Data provided.

---

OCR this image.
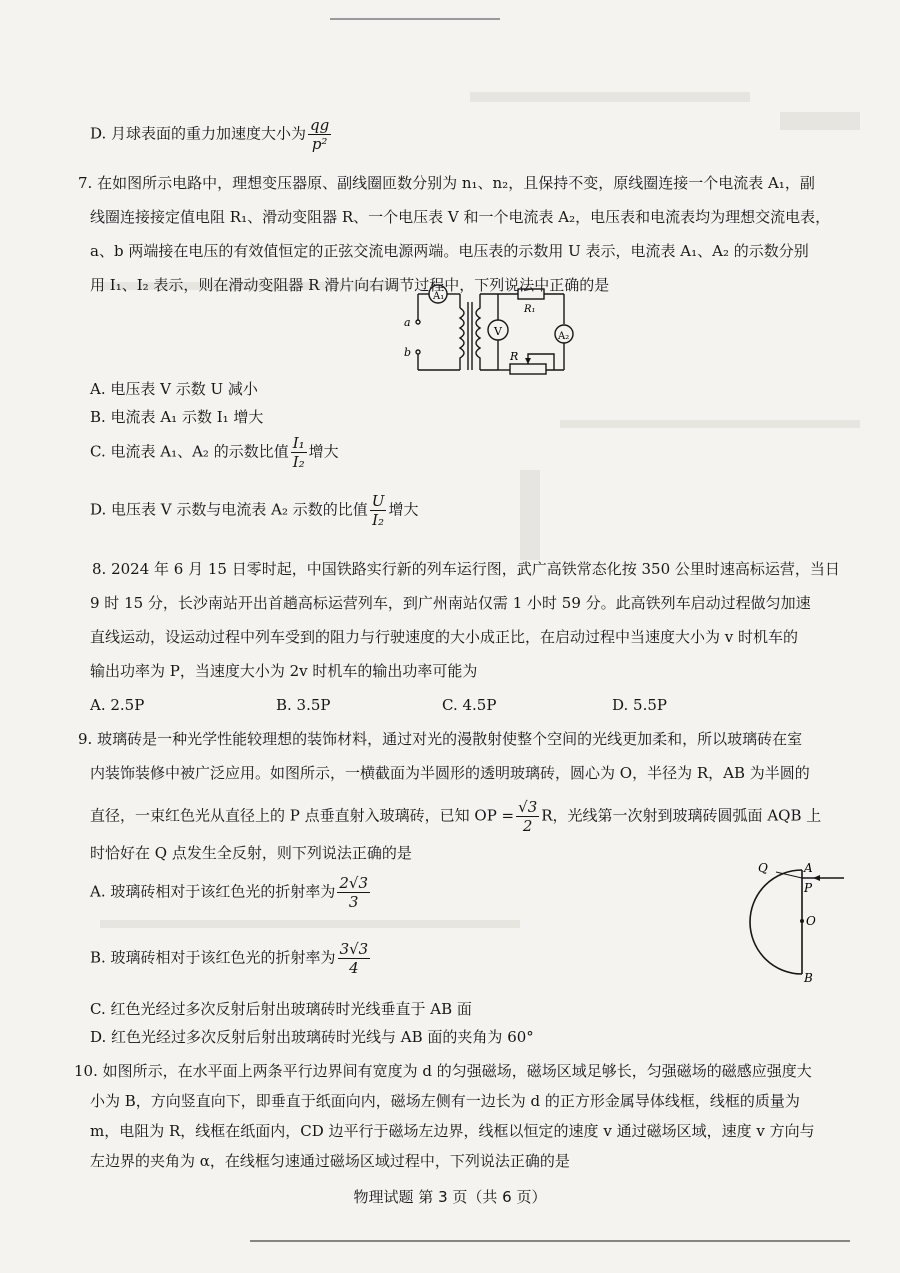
D. 月球表面的重力加速度大小为 $\frac{qg}{\text{p²}}$
7. 在如图所示电路中，理想变压器原、副线圈匝数分别为 n₁、n₂，且保持不变，原线圈连接一个电流表 A₁，副
线圈连接接定值电阻 R₁、滑动变阻器 R、一个电压表 V 和一个电流表 A₂，电压表和电流表均为理想交流电表，
a、b 两端接在电压的有效值恒定的正弦交流电源两端。电压表的示数用 U 表示，电流表 A₁、A₂ 的示数分别
用 I₁、I₂ 表示，则在滑动变阻器 R 滑片向右调节过程中，下列说法中正确的是
A₁
V	A₂
R₁
R
a
b
A. 电压表 V 示数 U 减小
B. 电流表 A₁ 示数 I₁ 增大
C. 电流表 A₁、A₂ 的示数比值 $\frac{\text{I₁}}{\text{I₂}}$ 增大
D. 电压表 V 示数与电流表 A₂ 示数的比值 $\frac{U}{\text{I₂}}$ 增大
8. 2024 年 6 月 15 日零时起，中国铁路实行新的列车运行图，武广高铁常态化按 350 公里时速高标运营，当日
9 时 15 分，长沙南站开出首趟高标运营列车，到广州南站仅需 1 小时 59 分。此高铁列车启动过程做匀加速
直线运动，设运动过程中列车受到的阻力与行驶速度的大小成正比，在启动过程中当速度大小为 v 时机车的
输出功率为 P，当速度大小为 2v 时机车的输出功率可能为
A. 2.5P	B. 3.5P	C. 4.5P	D. 5.5P
9. 玻璃砖是一种光学性能较理想的装饰材料，通过对光的漫散射使整个空间的光线更加柔和，所以玻璃砖在室
内装饰装修中被广泛应用。如图所示，一横截面为半圆形的透明玻璃砖，圆心为 O，半径为 R，AB 为半圆的
直径，一束红色光从直径上的 P 点垂直射入玻璃砖，已知 OP = $\frac{√3}{2}$ R，光线第一次射到玻璃砖圆弧面 AQB 上
时恰好在 Q 点发生全反射，则下列说法正确的是
A. 玻璃砖相对于该红色光的折射率为 $\frac{2√3}{3}$
B. 玻璃砖相对于该红色光的折射率为 $\frac{3√3}{4}$
C. 红色光经过多次反射后射出玻璃砖时光线垂直于 AB 面
D. 红色光经过多次反射后射出玻璃砖时光线与 AB 面的夹角为 60°
Q	A
P
O
B
10. 如图所示，在水平面上两条平行边界间有宽度为 d 的匀强磁场，磁场区域足够长，匀强磁场的磁感应强度大
小为 B，方向竖直向下，即垂直于纸面向内，磁场左侧有一边长为 d 的正方形金属导体线框，线框的质量为
m，电阻为 R，线框在纸面内，CD 边平行于磁场左边界，线框以恒定的速度 v 通过磁场区域，速度 v 方向与
左边界的夹角为 α，在线框匀速通过磁场区域过程中，下列说法正确的是
物理试题 第 3 页（共 6 页）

---

Directions for this task.
Any pictures should be dropped; transcribe the rest of the records above exactly.

Task output.
OCR this image.
D. 月球表面的重力加速度大小为 $\frac{qg}{\text{p²}}$
7. 在如图所示电路中，理想变压器原、副线圈匝数分别为 n₁、n₂，且保持不变，原线圈连接一个电流表 A₁，副
线圈连接接定值电阻 R₁、滑动变阻器 R、一个电压表 V 和一个电流表 A₂，电压表和电流表均为理想交流电表，
a、b 两端接在电压的有效值恒定的正弦交流电源两端。电压表的示数用 U 表示，电流表 A₁、A₂ 的示数分别
用 I₁、I₂ 表示，则在滑动变阻器 R 滑片向右调节过程中，下列说法中正确的是
A₁
V	A₂
R₁
R
a
b
A. 电压表 V 示数 U 减小
B. 电流表 A₁ 示数 I₁ 增大
C. 电流表 A₁、A₂ 的示数比值 $\frac{\text{I₁}}{\text{I₂}}$ 增大
D. 电压表 V 示数与电流表 A₂ 示数的比值 $\frac{U}{\text{I₂}}$ 增大
8. 2024 年 6 月 15 日零时起，中国铁路实行新的列车运行图，武广高铁常态化按 350 公里时速高标运营，当日
9 时 15 分，长沙南站开出首趟高标运营列车，到广州南站仅需 1 小时 59 分。此高铁列车启动过程做匀加速
直线运动，设运动过程中列车受到的阻力与行驶速度的大小成正比，在启动过程中当速度大小为 v 时机车的
输出功率为 P，当速度大小为 2v 时机车的输出功率可能为
A. 2.5P	B. 3.5P	C. 4.5P	D. 5.5P
9. 玻璃砖是一种光学性能较理想的装饰材料，通过对光的漫散射使整个空间的光线更加柔和，所以玻璃砖在室
内装饰装修中被广泛应用。如图所示，一横截面为半圆形的透明玻璃砖，圆心为 O，半径为 R，AB 为半圆的
直径，一束红色光从直径上的 P 点垂直射入玻璃砖，已知 OP = $\frac{√3}{2}$ R，光线第一次射到玻璃砖圆弧面 AQB 上
时恰好在 Q 点发生全反射，则下列说法正确的是
A. 玻璃砖相对于该红色光的折射率为 $\frac{2√3}{3}$
B. 玻璃砖相对于该红色光的折射率为 $\frac{3√3}{4}$
C. 红色光经过多次反射后射出玻璃砖时光线垂直于 AB 面
D. 红色光经过多次反射后射出玻璃砖时光线与 AB 面的夹角为 60°
Q	A
P
O
B
10. 如图所示，在水平面上两条平行边界间有宽度为 d 的匀强磁场，磁场区域足够长，匀强磁场的磁感应强度大
小为 B，方向竖直向下，即垂直于纸面向内，磁场左侧有一边长为 d 的正方形金属导体线框，线框的质量为
m，电阻为 R，线框在纸面内，CD 边平行于磁场左边界，线框以恒定的速度 v 通过磁场区域，速度 v 方向与
左边界的夹角为 α，在线框匀速通过磁场区域过程中，下列说法正确的是
物理试题 第 3 页（共 6 页）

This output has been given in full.